[Structured figure records]
= = = = = = =
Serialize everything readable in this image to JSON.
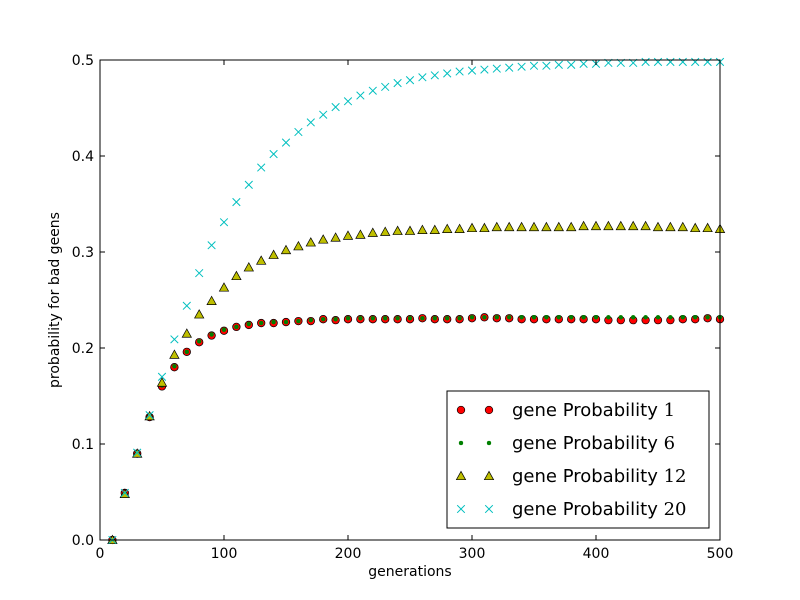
{
  "chart_data": {
    "type": "scatter",
    "title": "",
    "xlabel": "generations",
    "ylabel": "probability for bad geens",
    "xlim": [
      0,
      500
    ],
    "ylim": [
      0.0,
      0.5
    ],
    "xticks": [
      "0",
      "100",
      "200",
      "300",
      "400",
      "500"
    ],
    "yticks": [
      "0.0",
      "0.1",
      "0.2",
      "0.3",
      "0.4",
      "0.5"
    ],
    "grid": false,
    "legend_position": "lower-right",
    "x": [
      10,
      20,
      30,
      40,
      50,
      60,
      70,
      80,
      90,
      100,
      110,
      120,
      130,
      140,
      150,
      160,
      170,
      180,
      190,
      200,
      210,
      220,
      230,
      240,
      250,
      260,
      270,
      280,
      290,
      300,
      310,
      320,
      330,
      340,
      350,
      360,
      370,
      380,
      390,
      400,
      410,
      420,
      430,
      440,
      450,
      460,
      470,
      480,
      490,
      500
    ],
    "series": [
      {
        "name": "gene Probability",
        "name_value": "1",
        "marker": "circle",
        "color": "#ff0000",
        "values": [
          0.0,
          0.049,
          0.09,
          0.128,
          0.16,
          0.18,
          0.196,
          0.206,
          0.213,
          0.218,
          0.222,
          0.224,
          0.226,
          0.226,
          0.227,
          0.228,
          0.228,
          0.23,
          0.229,
          0.23,
          0.23,
          0.23,
          0.23,
          0.23,
          0.23,
          0.231,
          0.23,
          0.23,
          0.23,
          0.231,
          0.232,
          0.231,
          0.231,
          0.23,
          0.23,
          0.23,
          0.23,
          0.23,
          0.23,
          0.23,
          0.229,
          0.229,
          0.229,
          0.229,
          0.229,
          0.229,
          0.23,
          0.23,
          0.231,
          0.23
        ]
      },
      {
        "name": "gene Probability",
        "name_value": "6",
        "marker": "dot",
        "color": "#008000",
        "values": [
          0.0,
          0.049,
          0.091,
          0.129,
          0.161,
          0.181,
          0.196,
          0.207,
          0.214,
          0.219,
          0.222,
          0.225,
          0.226,
          0.227,
          0.227,
          0.228,
          0.229,
          0.23,
          0.23,
          0.231,
          0.231,
          0.231,
          0.231,
          0.231,
          0.231,
          0.231,
          0.231,
          0.231,
          0.231,
          0.232,
          0.232,
          0.232,
          0.232,
          0.232,
          0.232,
          0.232,
          0.232,
          0.232,
          0.232,
          0.232,
          0.232,
          0.232,
          0.232,
          0.232,
          0.232,
          0.232,
          0.232,
          0.232,
          0.232,
          0.232
        ]
      },
      {
        "name": "gene Probability",
        "name_value": "12",
        "marker": "triangle",
        "color": "#bfbf00",
        "values": [
          0.0,
          0.048,
          0.09,
          0.129,
          0.164,
          0.193,
          0.215,
          0.235,
          0.249,
          0.263,
          0.275,
          0.284,
          0.291,
          0.297,
          0.302,
          0.306,
          0.31,
          0.313,
          0.315,
          0.317,
          0.318,
          0.32,
          0.321,
          0.322,
          0.322,
          0.323,
          0.323,
          0.324,
          0.324,
          0.325,
          0.325,
          0.326,
          0.326,
          0.326,
          0.326,
          0.326,
          0.326,
          0.326,
          0.327,
          0.327,
          0.327,
          0.327,
          0.327,
          0.327,
          0.326,
          0.326,
          0.326,
          0.325,
          0.325,
          0.324
        ]
      },
      {
        "name": "gene Probability",
        "name_value": "20",
        "marker": "x",
        "color": "#00bfbf",
        "values": [
          0.0,
          0.049,
          0.091,
          0.13,
          0.17,
          0.209,
          0.244,
          0.278,
          0.307,
          0.331,
          0.352,
          0.37,
          0.388,
          0.402,
          0.414,
          0.425,
          0.435,
          0.443,
          0.451,
          0.457,
          0.463,
          0.468,
          0.472,
          0.476,
          0.479,
          0.482,
          0.484,
          0.486,
          0.488,
          0.489,
          0.49,
          0.491,
          0.492,
          0.493,
          0.494,
          0.494,
          0.495,
          0.495,
          0.496,
          0.496,
          0.497,
          0.497,
          0.497,
          0.498,
          0.498,
          0.498,
          0.498,
          0.498,
          0.498,
          0.498
        ]
      }
    ]
  }
}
= = = = = = =
Exercise:
Restate each entry word for word, leaving out any pictures.

Task answer:
Serialize everything readable in this image to JSON.
{
  "chart_data": {
    "type": "scatter",
    "title": "",
    "xlabel": "generations",
    "ylabel": "probability for bad geens",
    "xlim": [
      0,
      500
    ],
    "ylim": [
      0.0,
      0.5
    ],
    "xticks": [
      "0",
      "100",
      "200",
      "300",
      "400",
      "500"
    ],
    "yticks": [
      "0.0",
      "0.1",
      "0.2",
      "0.3",
      "0.4",
      "0.5"
    ],
    "grid": false,
    "legend_position": "lower-right",
    "x": [
      10,
      20,
      30,
      40,
      50,
      60,
      70,
      80,
      90,
      100,
      110,
      120,
      130,
      140,
      150,
      160,
      170,
      180,
      190,
      200,
      210,
      220,
      230,
      240,
      250,
      260,
      270,
      280,
      290,
      300,
      310,
      320,
      330,
      340,
      350,
      360,
      370,
      380,
      390,
      400,
      410,
      420,
      430,
      440,
      450,
      460,
      470,
      480,
      490,
      500
    ],
    "series": [
      {
        "name": "gene Probability",
        "name_value": "1",
        "marker": "circle",
        "color": "#ff0000",
        "values": [
          0.0,
          0.049,
          0.09,
          0.128,
          0.16,
          0.18,
          0.196,
          0.206,
          0.213,
          0.218,
          0.222,
          0.224,
          0.226,
          0.226,
          0.227,
          0.228,
          0.228,
          0.23,
          0.229,
          0.23,
          0.23,
          0.23,
          0.23,
          0.23,
          0.23,
          0.231,
          0.23,
          0.23,
          0.23,
          0.231,
          0.232,
          0.231,
          0.231,
          0.23,
          0.23,
          0.23,
          0.23,
          0.23,
          0.23,
          0.23,
          0.229,
          0.229,
          0.229,
          0.229,
          0.229,
          0.229,
          0.23,
          0.23,
          0.231,
          0.23
        ]
      },
      {
        "name": "gene Probability",
        "name_value": "6",
        "marker": "dot",
        "color": "#008000",
        "values": [
          0.0,
          0.049,
          0.091,
          0.129,
          0.161,
          0.181,
          0.196,
          0.207,
          0.214,
          0.219,
          0.222,
          0.225,
          0.226,
          0.227,
          0.227,
          0.228,
          0.229,
          0.23,
          0.23,
          0.231,
          0.231,
          0.231,
          0.231,
          0.231,
          0.231,
          0.231,
          0.231,
          0.231,
          0.231,
          0.232,
          0.232,
          0.232,
          0.232,
          0.232,
          0.232,
          0.232,
          0.232,
          0.232,
          0.232,
          0.232,
          0.232,
          0.232,
          0.232,
          0.232,
          0.232,
          0.232,
          0.232,
          0.232,
          0.232,
          0.232
        ]
      },
      {
        "name": "gene Probability",
        "name_value": "12",
        "marker": "triangle",
        "color": "#bfbf00",
        "values": [
          0.0,
          0.048,
          0.09,
          0.129,
          0.164,
          0.193,
          0.215,
          0.235,
          0.249,
          0.263,
          0.275,
          0.284,
          0.291,
          0.297,
          0.302,
          0.306,
          0.31,
          0.313,
          0.315,
          0.317,
          0.318,
          0.32,
          0.321,
          0.322,
          0.322,
          0.323,
          0.323,
          0.324,
          0.324,
          0.325,
          0.325,
          0.326,
          0.326,
          0.326,
          0.326,
          0.326,
          0.326,
          0.326,
          0.327,
          0.327,
          0.327,
          0.327,
          0.327,
          0.327,
          0.326,
          0.326,
          0.326,
          0.325,
          0.325,
          0.324
        ]
      },
      {
        "name": "gene Probability",
        "name_value": "20",
        "marker": "x",
        "color": "#00bfbf",
        "values": [
          0.0,
          0.049,
          0.091,
          0.13,
          0.17,
          0.209,
          0.244,
          0.278,
          0.307,
          0.331,
          0.352,
          0.37,
          0.388,
          0.402,
          0.414,
          0.425,
          0.435,
          0.443,
          0.451,
          0.457,
          0.463,
          0.468,
          0.472,
          0.476,
          0.479,
          0.482,
          0.484,
          0.486,
          0.488,
          0.489,
          0.49,
          0.491,
          0.492,
          0.493,
          0.494,
          0.494,
          0.495,
          0.495,
          0.496,
          0.496,
          0.497,
          0.497,
          0.497,
          0.498,
          0.498,
          0.498,
          0.498,
          0.498,
          0.498,
          0.498
        ]
      }
    ]
  }
}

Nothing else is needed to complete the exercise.